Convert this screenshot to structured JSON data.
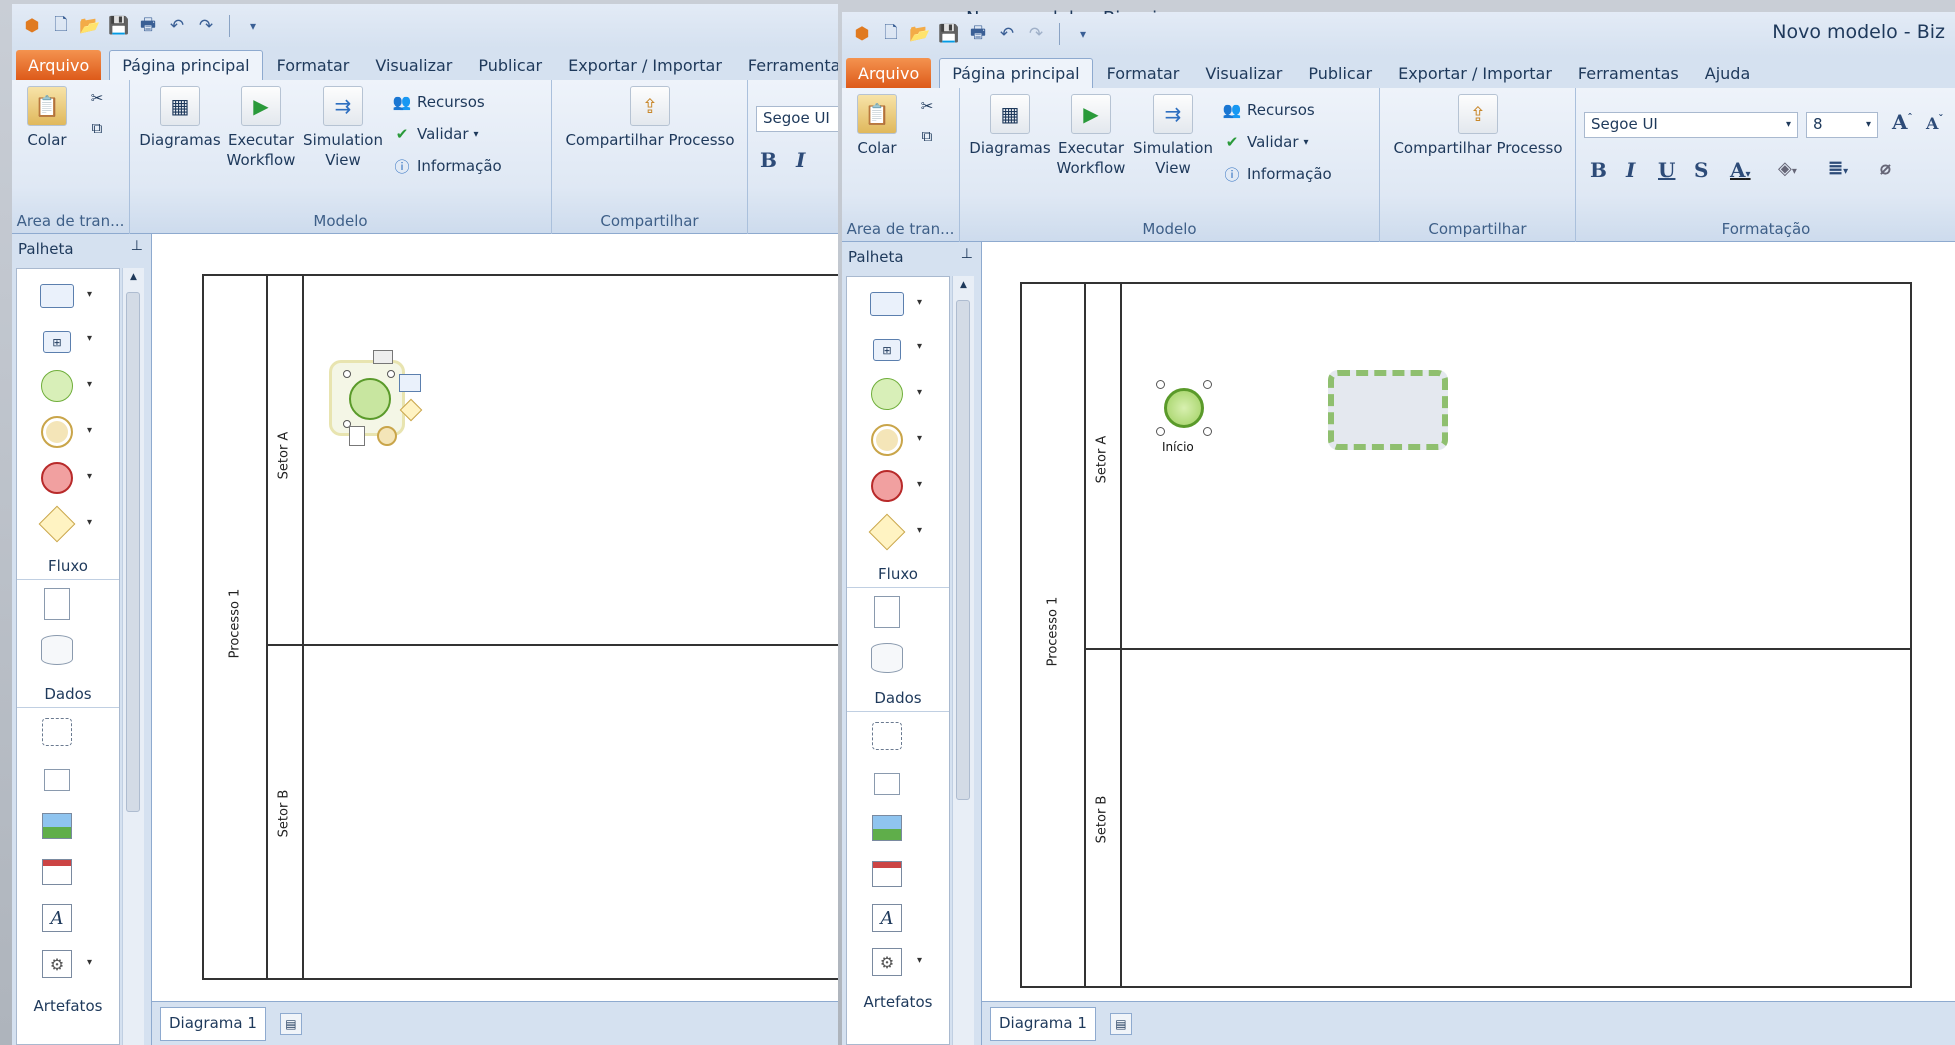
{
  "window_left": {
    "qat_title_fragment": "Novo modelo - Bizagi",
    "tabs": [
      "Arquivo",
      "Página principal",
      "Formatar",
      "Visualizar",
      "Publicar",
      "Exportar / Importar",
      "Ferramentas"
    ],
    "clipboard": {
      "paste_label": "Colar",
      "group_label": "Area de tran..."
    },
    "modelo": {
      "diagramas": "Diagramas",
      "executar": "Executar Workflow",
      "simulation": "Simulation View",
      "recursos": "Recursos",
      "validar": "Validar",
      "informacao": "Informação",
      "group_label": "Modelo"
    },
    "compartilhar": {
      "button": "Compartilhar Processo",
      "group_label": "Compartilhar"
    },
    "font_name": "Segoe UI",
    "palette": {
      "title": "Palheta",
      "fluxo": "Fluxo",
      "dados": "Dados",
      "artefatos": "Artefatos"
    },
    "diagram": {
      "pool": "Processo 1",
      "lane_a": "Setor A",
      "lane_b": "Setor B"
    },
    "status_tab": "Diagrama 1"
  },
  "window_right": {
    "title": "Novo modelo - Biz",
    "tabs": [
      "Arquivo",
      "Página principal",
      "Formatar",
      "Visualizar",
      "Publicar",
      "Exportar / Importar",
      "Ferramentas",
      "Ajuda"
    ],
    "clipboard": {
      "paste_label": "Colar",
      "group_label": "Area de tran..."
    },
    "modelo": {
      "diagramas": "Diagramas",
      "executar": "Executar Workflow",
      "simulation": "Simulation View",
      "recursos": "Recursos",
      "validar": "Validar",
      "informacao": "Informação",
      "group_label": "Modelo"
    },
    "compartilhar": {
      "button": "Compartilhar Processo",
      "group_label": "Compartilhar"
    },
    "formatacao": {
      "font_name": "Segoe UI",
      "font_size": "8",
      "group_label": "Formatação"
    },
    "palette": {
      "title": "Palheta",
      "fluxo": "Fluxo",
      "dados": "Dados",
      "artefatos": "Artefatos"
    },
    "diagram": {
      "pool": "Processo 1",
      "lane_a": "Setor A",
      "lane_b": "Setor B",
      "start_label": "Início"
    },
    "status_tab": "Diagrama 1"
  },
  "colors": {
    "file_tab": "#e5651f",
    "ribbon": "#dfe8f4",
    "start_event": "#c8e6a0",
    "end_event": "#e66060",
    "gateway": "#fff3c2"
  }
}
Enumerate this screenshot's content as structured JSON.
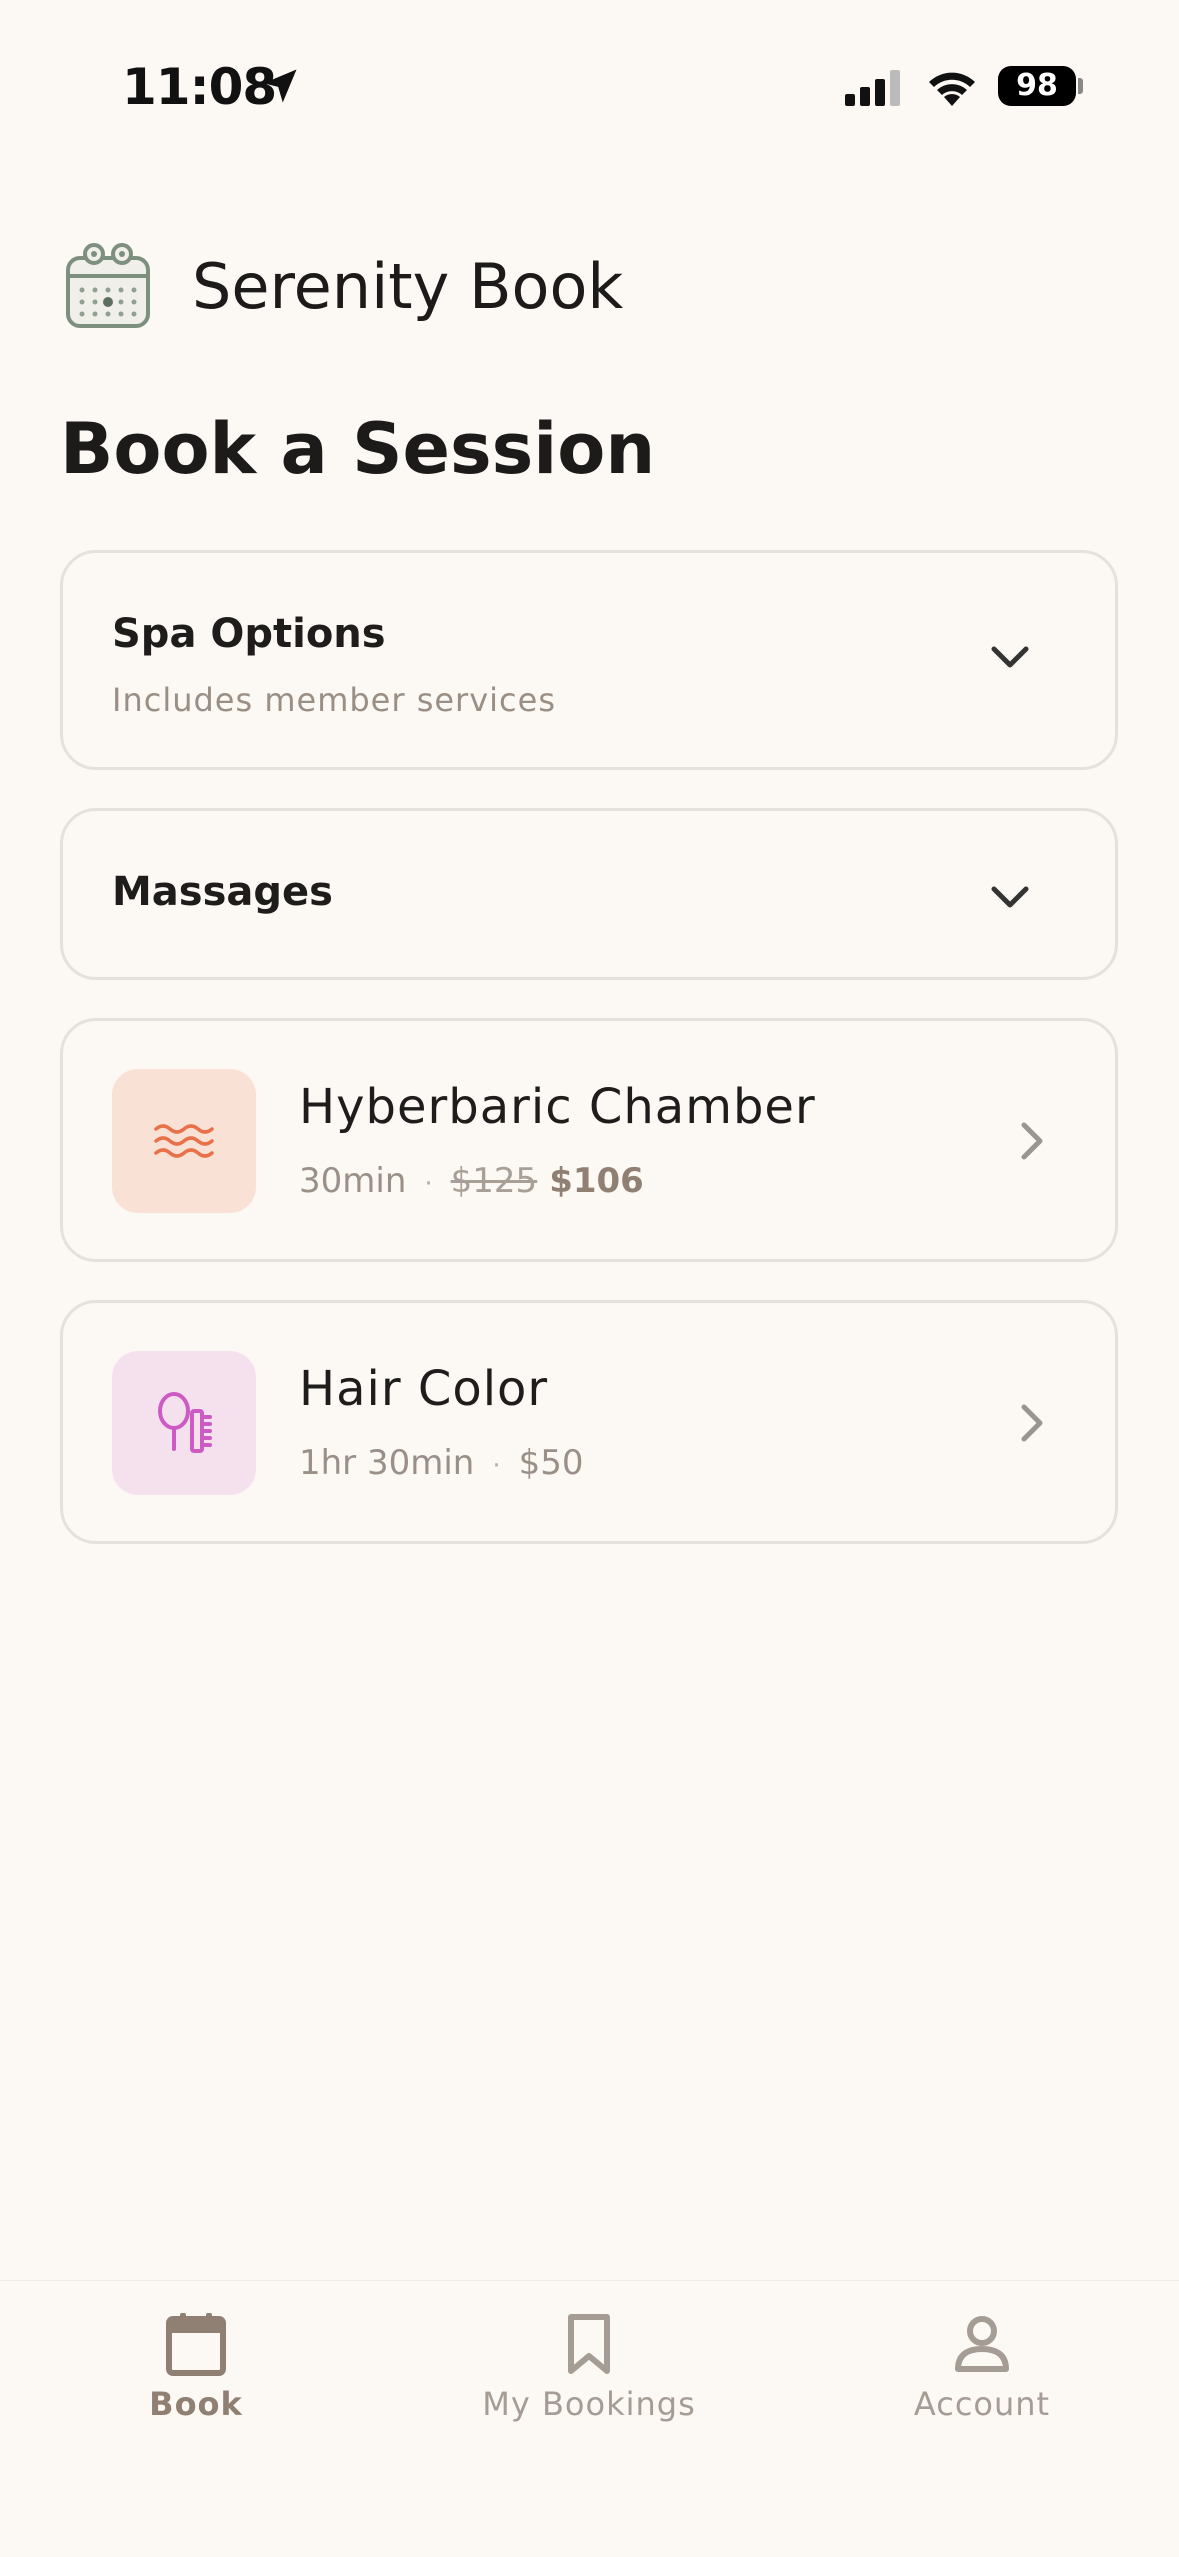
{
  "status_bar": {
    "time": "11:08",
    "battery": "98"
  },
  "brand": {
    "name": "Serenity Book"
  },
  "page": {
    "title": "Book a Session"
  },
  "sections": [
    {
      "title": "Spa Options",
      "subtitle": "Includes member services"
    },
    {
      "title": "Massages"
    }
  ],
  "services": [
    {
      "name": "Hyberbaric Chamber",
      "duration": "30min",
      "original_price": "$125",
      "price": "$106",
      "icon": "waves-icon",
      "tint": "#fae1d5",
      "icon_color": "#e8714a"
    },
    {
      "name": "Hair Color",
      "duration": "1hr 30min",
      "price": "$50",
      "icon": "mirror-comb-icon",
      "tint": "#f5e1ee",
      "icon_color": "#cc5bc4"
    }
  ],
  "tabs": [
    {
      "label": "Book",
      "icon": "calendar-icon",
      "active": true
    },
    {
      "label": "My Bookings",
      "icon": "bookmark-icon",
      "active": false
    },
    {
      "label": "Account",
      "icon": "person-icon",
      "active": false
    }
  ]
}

-*-

### WHAT YOU SHOULD DO
Quote every record above exactly, leaving out the pictures.

### ANSWER TO THIS EXERCISE
Convert this screenshot to structured JSON data.
{
  "window_left": {
    "qat_title_fragment": "Novo modelo - Bizagi",
    "tabs": [
      "Arquivo",
      "Página principal",
      "Formatar",
      "Visualizar",
      "Publicar",
      "Exportar / Importar",
      "Ferramentas"
    ],
    "clipboard": {
      "paste_label": "Colar",
      "group_label": "Area de tran..."
    },
    "modelo": {
      "diagramas": "Diagramas",
      "executar": "Executar Workflow",
      "simulation": "Simulation View",
      "recursos": "Recursos",
      "validar": "Validar",
      "informacao": "Informação",
      "group_label": "Modelo"
    },
    "compartilhar": {
      "button": "Compartilhar Processo",
      "group_label": "Compartilhar"
    },
    "font_name": "Segoe UI",
    "palette": {
      "title": "Palheta",
      "fluxo": "Fluxo",
      "dados": "Dados",
      "artefatos": "Artefatos"
    },
    "diagram": {
      "pool": "Processo 1",
      "lane_a": "Setor A",
      "lane_b": "Setor B"
    },
    "status_tab": "Diagrama 1"
  },
  "window_right": {
    "title": "Novo modelo - Biz",
    "tabs": [
      "Arquivo",
      "Página principal",
      "Formatar",
      "Visualizar",
      "Publicar",
      "Exportar / Importar",
      "Ferramentas",
      "Ajuda"
    ],
    "clipboard": {
      "paste_label": "Colar",
      "group_label": "Area de tran..."
    },
    "modelo": {
      "diagramas": "Diagramas",
      "executar": "Executar Workflow",
      "simulation": "Simulation View",
      "recursos": "Recursos",
      "validar": "Validar",
      "informacao": "Informação",
      "group_label": "Modelo"
    },
    "compartilhar": {
      "button": "Compartilhar Processo",
      "group_label": "Compartilhar"
    },
    "formatacao": {
      "font_name": "Segoe UI",
      "font_size": "8",
      "group_label": "Formatação"
    },
    "palette": {
      "title": "Palheta",
      "fluxo": "Fluxo",
      "dados": "Dados",
      "artefatos": "Artefatos"
    },
    "diagram": {
      "pool": "Processo 1",
      "lane_a": "Setor A",
      "lane_b": "Setor B",
      "start_label": "Início"
    },
    "status_tab": "Diagrama 1"
  },
  "colors": {
    "file_tab": "#e5651f",
    "ribbon": "#dfe8f4",
    "start_event": "#c8e6a0",
    "end_event": "#e66060",
    "gateway": "#fff3c2"
  }
}
Enumerate this screenshot's content as structured JSON.
{
  "status_bar": {
    "time": "11:08",
    "battery": "98"
  },
  "brand": {
    "name": "Serenity Book"
  },
  "page": {
    "title": "Book a Session"
  },
  "sections": [
    {
      "title": "Spa Options",
      "subtitle": "Includes member services"
    },
    {
      "title": "Massages"
    }
  ],
  "services": [
    {
      "name": "Hyberbaric Chamber",
      "duration": "30min",
      "original_price": "$125",
      "price": "$106",
      "icon": "waves-icon",
      "tint": "#fae1d5",
      "icon_color": "#e8714a"
    },
    {
      "name": "Hair Color",
      "duration": "1hr 30min",
      "price": "$50",
      "icon": "mirror-comb-icon",
      "tint": "#f5e1ee",
      "icon_color": "#cc5bc4"
    }
  ],
  "tabs": [
    {
      "label": "Book",
      "icon": "calendar-icon",
      "active": true
    },
    {
      "label": "My Bookings",
      "icon": "bookmark-icon",
      "active": false
    },
    {
      "label": "Account",
      "icon": "person-icon",
      "active": false
    }
  ]
}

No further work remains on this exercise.